* _WORK TO COMPLETE_: Only a number is wanted: how many lines in these records contain the word "Hedwigst"?

* _DATA FOR THIS EXERCISE_:
start
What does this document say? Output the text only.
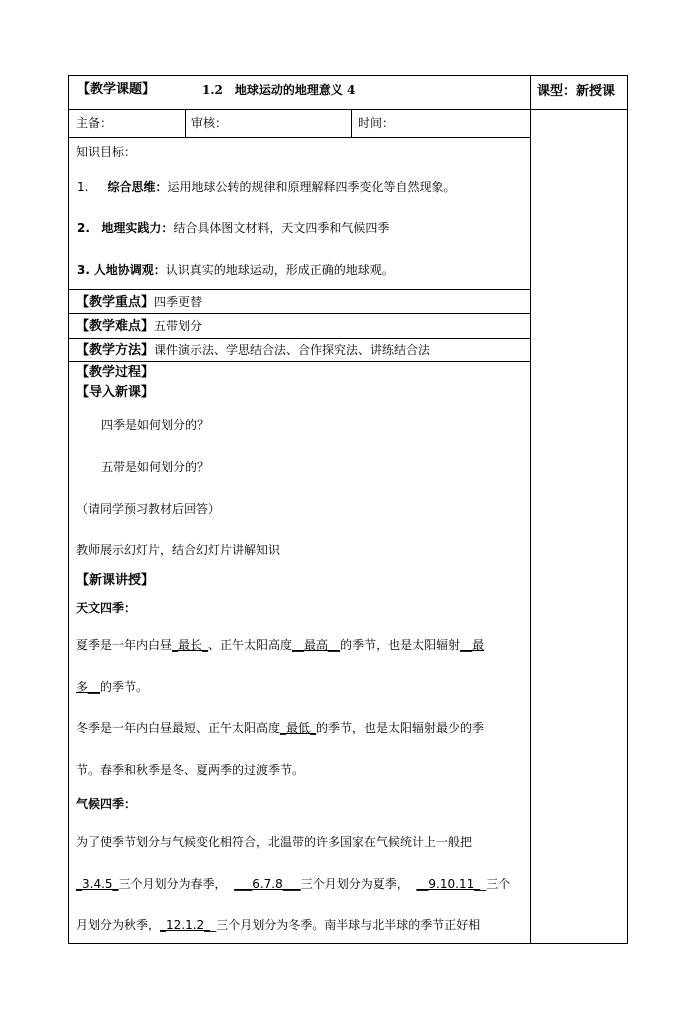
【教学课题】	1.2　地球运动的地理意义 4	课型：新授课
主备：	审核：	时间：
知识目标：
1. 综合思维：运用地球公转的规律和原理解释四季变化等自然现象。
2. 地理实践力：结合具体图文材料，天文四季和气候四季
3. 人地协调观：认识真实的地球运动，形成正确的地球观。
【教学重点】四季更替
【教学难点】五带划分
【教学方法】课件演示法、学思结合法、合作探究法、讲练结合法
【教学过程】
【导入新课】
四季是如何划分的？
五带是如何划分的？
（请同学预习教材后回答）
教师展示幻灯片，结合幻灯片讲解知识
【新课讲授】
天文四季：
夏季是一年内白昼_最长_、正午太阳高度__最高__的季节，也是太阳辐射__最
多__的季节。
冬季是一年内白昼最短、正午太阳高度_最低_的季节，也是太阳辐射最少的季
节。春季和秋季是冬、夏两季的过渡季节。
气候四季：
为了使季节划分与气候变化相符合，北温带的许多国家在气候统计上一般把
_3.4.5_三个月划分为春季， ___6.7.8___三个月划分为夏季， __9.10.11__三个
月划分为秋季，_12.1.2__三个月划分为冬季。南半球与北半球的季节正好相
end
start
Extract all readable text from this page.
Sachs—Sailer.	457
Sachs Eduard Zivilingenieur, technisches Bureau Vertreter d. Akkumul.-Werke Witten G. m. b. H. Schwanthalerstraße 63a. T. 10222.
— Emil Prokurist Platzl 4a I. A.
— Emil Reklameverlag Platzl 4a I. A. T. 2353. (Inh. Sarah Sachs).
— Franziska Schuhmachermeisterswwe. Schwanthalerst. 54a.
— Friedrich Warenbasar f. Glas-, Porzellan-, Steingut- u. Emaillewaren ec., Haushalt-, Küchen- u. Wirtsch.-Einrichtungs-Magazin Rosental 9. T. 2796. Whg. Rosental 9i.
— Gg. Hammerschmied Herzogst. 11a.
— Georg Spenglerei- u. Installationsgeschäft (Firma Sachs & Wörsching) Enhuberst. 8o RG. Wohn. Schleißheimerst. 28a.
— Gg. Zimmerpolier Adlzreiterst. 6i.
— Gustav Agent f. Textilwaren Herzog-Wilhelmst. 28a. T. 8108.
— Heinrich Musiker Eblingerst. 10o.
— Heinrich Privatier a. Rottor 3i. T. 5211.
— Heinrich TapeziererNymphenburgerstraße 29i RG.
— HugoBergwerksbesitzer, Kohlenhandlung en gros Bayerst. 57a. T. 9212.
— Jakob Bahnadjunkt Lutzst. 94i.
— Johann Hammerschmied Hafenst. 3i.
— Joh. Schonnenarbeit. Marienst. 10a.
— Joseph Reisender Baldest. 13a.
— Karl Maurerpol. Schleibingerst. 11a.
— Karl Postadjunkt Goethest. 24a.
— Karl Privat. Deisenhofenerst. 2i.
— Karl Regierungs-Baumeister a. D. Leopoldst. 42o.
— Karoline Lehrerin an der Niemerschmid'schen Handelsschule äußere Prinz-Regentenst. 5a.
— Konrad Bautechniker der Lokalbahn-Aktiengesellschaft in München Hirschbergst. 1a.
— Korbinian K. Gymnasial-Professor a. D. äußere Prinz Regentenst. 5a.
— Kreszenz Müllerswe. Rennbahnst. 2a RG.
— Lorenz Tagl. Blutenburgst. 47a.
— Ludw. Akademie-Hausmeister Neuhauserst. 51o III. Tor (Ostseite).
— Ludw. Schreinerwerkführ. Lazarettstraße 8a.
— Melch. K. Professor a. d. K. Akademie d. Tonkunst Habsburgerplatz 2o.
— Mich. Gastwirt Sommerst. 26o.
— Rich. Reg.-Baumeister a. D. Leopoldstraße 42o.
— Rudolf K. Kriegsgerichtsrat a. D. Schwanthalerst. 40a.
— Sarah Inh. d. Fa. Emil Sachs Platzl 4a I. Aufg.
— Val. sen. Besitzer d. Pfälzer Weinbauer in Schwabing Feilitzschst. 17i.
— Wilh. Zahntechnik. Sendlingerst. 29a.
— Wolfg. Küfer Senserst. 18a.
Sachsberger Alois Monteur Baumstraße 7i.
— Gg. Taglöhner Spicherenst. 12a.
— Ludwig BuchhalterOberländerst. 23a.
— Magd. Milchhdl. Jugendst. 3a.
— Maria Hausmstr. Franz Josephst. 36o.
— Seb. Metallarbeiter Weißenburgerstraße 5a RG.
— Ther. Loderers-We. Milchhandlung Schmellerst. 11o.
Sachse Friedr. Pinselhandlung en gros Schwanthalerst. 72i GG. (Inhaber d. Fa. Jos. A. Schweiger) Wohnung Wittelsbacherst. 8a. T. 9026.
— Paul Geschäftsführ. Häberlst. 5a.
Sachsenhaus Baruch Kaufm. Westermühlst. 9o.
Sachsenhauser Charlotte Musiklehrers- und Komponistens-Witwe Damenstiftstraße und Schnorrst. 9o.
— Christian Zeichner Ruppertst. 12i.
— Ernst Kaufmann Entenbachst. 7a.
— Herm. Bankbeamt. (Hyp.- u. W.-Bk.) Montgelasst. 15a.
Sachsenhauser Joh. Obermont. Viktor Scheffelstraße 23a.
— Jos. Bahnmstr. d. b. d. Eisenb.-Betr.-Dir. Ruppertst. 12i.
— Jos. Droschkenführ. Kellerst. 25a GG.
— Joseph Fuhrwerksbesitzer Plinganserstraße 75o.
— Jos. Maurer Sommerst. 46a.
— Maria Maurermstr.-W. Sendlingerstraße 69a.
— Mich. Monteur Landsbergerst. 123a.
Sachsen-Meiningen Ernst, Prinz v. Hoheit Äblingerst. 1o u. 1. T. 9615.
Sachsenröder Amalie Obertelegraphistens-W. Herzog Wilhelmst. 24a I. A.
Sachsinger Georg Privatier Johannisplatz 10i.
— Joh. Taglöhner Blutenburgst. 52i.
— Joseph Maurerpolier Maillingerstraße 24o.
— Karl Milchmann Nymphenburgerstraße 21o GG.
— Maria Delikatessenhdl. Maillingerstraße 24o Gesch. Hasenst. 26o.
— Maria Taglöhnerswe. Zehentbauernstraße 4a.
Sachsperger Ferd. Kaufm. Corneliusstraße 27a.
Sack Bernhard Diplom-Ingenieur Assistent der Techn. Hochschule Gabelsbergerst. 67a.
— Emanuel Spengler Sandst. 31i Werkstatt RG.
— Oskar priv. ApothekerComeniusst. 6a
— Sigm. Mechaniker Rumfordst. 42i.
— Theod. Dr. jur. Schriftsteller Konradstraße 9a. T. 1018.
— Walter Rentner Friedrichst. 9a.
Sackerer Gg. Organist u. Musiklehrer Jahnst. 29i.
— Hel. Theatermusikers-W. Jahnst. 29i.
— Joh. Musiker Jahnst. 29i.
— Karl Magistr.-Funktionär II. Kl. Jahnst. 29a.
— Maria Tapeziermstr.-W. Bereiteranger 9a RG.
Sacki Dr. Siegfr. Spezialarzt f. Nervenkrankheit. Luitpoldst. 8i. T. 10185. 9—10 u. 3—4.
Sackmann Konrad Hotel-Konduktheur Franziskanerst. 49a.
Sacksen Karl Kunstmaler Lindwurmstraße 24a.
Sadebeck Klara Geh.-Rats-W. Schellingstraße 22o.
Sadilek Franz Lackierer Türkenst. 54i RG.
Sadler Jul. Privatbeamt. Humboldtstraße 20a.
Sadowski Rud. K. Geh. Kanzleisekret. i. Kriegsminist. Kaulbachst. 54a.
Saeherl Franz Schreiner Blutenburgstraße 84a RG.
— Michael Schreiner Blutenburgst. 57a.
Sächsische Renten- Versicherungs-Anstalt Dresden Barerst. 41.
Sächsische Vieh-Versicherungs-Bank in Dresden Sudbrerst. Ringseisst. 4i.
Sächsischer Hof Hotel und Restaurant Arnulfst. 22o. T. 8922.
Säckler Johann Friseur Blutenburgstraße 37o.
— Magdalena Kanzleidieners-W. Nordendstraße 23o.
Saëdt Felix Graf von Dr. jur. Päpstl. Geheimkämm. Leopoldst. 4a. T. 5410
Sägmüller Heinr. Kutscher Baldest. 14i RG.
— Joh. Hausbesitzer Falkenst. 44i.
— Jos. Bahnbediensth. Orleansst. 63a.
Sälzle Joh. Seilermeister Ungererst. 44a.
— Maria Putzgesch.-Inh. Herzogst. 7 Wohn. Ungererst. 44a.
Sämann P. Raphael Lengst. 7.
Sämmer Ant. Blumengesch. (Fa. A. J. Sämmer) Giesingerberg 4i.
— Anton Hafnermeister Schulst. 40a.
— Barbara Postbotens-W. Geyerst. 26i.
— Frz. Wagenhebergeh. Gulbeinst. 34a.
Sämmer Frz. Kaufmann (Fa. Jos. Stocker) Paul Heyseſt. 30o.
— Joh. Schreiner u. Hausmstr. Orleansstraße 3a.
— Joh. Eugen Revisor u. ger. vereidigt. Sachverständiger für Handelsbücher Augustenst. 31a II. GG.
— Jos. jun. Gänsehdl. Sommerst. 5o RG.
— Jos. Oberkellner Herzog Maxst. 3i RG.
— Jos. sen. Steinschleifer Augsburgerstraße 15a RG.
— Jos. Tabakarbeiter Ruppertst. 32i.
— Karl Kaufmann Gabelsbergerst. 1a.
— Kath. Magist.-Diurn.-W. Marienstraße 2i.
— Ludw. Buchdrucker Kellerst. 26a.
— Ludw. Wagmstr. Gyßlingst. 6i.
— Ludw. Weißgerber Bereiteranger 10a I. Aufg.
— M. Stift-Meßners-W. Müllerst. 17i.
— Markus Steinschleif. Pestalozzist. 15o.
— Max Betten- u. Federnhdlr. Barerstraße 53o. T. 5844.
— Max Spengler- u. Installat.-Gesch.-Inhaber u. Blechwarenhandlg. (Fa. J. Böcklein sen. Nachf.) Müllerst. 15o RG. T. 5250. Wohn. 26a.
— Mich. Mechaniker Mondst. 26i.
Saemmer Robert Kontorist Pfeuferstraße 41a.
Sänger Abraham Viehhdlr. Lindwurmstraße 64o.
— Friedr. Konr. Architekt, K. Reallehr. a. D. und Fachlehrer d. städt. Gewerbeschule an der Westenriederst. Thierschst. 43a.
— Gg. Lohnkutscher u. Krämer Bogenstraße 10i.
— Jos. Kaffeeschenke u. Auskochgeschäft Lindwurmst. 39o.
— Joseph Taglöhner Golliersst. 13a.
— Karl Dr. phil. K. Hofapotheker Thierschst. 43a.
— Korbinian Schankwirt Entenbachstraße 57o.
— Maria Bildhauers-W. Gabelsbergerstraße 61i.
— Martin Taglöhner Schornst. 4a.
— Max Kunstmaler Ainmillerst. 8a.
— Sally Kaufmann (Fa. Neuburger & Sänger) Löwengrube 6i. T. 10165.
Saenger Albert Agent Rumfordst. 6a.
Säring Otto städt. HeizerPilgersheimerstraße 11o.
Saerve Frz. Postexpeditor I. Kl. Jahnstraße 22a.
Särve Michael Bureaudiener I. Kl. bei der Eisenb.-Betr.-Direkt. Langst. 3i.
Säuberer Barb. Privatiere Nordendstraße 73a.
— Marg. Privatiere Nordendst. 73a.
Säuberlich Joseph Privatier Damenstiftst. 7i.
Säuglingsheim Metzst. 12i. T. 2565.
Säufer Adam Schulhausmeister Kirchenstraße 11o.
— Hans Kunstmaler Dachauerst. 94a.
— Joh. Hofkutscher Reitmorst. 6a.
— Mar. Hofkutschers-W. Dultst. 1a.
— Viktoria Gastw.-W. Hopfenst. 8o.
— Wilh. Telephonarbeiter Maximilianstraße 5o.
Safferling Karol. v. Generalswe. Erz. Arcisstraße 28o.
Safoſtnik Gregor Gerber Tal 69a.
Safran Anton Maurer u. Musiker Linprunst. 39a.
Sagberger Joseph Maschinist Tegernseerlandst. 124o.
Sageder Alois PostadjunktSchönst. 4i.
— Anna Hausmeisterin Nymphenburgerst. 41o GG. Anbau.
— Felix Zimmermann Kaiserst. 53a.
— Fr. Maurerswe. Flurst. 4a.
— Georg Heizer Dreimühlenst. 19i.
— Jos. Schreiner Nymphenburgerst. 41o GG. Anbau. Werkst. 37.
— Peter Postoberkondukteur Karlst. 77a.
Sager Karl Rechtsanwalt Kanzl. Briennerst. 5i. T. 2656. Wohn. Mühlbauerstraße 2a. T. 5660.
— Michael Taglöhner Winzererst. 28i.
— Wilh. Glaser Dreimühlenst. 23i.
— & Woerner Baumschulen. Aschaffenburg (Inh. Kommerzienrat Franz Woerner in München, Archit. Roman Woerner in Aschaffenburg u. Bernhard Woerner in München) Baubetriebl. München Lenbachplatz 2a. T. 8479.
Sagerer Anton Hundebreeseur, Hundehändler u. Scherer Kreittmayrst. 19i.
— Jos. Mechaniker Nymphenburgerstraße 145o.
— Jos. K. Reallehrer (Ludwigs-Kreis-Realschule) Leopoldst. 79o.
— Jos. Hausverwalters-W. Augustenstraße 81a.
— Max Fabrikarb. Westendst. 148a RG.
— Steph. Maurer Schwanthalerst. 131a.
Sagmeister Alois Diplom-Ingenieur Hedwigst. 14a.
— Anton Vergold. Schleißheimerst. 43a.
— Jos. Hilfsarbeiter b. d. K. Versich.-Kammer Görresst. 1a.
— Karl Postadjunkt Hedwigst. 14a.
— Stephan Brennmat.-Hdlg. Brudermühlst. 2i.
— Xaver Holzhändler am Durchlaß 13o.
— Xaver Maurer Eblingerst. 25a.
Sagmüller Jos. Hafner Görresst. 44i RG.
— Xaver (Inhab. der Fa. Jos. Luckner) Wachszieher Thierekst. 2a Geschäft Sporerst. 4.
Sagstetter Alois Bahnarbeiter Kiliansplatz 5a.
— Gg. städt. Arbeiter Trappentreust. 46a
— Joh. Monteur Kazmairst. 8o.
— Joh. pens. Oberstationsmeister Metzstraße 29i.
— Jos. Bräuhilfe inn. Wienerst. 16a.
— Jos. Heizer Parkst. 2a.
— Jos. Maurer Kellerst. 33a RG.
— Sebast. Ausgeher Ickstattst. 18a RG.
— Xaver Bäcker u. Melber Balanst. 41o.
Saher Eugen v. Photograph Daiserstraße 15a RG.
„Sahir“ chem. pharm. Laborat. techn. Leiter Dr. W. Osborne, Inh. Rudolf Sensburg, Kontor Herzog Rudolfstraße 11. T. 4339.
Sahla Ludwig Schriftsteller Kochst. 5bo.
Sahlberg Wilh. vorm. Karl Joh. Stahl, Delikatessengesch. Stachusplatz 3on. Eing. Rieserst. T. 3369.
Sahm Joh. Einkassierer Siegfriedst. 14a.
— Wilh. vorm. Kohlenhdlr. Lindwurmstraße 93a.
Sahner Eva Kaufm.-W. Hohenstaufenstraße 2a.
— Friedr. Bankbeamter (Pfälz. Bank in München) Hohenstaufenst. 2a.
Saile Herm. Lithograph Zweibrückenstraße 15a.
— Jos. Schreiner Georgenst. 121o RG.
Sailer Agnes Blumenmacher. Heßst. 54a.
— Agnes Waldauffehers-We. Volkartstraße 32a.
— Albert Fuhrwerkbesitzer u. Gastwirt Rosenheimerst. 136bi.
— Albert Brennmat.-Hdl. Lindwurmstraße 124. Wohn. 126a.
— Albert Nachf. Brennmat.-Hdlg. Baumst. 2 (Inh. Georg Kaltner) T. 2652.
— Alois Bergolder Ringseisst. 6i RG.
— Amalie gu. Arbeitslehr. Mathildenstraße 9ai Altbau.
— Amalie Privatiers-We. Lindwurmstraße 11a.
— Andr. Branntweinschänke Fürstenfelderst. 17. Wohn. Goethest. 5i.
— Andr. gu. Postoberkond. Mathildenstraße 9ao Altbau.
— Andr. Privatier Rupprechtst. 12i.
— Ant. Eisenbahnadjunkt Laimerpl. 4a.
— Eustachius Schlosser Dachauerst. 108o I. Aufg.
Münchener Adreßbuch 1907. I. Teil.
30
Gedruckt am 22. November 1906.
end
start
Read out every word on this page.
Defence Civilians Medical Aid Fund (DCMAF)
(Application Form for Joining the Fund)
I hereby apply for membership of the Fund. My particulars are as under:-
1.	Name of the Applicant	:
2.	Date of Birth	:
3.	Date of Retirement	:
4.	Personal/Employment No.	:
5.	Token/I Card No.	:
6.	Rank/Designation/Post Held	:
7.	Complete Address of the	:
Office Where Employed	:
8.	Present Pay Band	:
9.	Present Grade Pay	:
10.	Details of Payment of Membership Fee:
end
* _EXERCISE RESULT_: 2